▶ **Task brief**: Copy the entries below exactly. Images do not belong in the copy.

Dataset items
++++++

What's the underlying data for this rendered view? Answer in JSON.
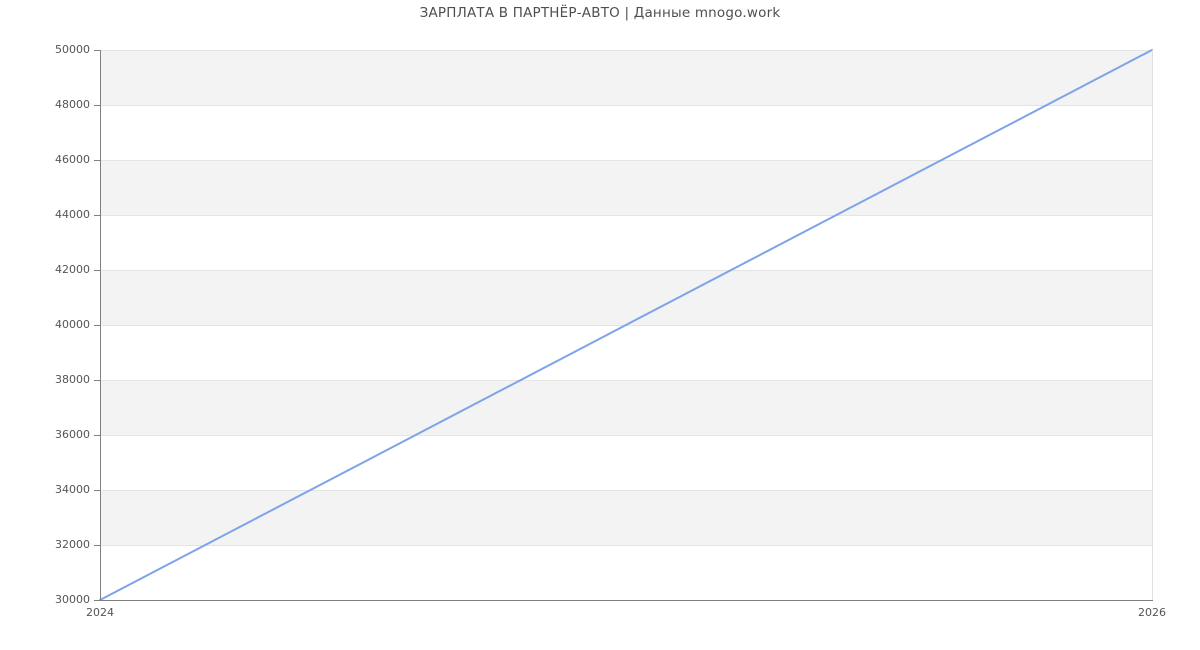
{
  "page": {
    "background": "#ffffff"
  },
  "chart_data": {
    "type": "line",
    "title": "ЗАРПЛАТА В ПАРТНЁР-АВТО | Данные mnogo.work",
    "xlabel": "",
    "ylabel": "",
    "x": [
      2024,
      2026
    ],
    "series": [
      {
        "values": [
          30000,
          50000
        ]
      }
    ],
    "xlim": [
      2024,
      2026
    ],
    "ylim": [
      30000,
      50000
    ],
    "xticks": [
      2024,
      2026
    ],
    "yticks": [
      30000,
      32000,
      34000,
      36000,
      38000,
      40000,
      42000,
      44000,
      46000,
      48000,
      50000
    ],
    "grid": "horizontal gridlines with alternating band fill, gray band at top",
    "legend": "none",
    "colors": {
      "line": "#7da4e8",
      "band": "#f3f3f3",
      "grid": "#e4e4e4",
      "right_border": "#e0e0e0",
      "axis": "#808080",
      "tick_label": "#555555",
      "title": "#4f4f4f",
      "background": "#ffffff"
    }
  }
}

++++++

▶ **Complete output**:
What's the underlying data for this rendered view? Answer in JSON.
{
  "page": {
    "background": "#ffffff"
  },
  "chart_data": {
    "type": "line",
    "title": "ЗАРПЛАТА В ПАРТНЁР-АВТО | Данные mnogo.work",
    "xlabel": "",
    "ylabel": "",
    "x": [
      2024,
      2026
    ],
    "series": [
      {
        "values": [
          30000,
          50000
        ]
      }
    ],
    "xlim": [
      2024,
      2026
    ],
    "ylim": [
      30000,
      50000
    ],
    "xticks": [
      2024,
      2026
    ],
    "yticks": [
      30000,
      32000,
      34000,
      36000,
      38000,
      40000,
      42000,
      44000,
      46000,
      48000,
      50000
    ],
    "grid": "horizontal gridlines with alternating band fill, gray band at top",
    "legend": "none",
    "colors": {
      "line": "#7da4e8",
      "band": "#f3f3f3",
      "grid": "#e4e4e4",
      "right_border": "#e0e0e0",
      "axis": "#808080",
      "tick_label": "#555555",
      "title": "#4f4f4f",
      "background": "#ffffff"
    }
  }
}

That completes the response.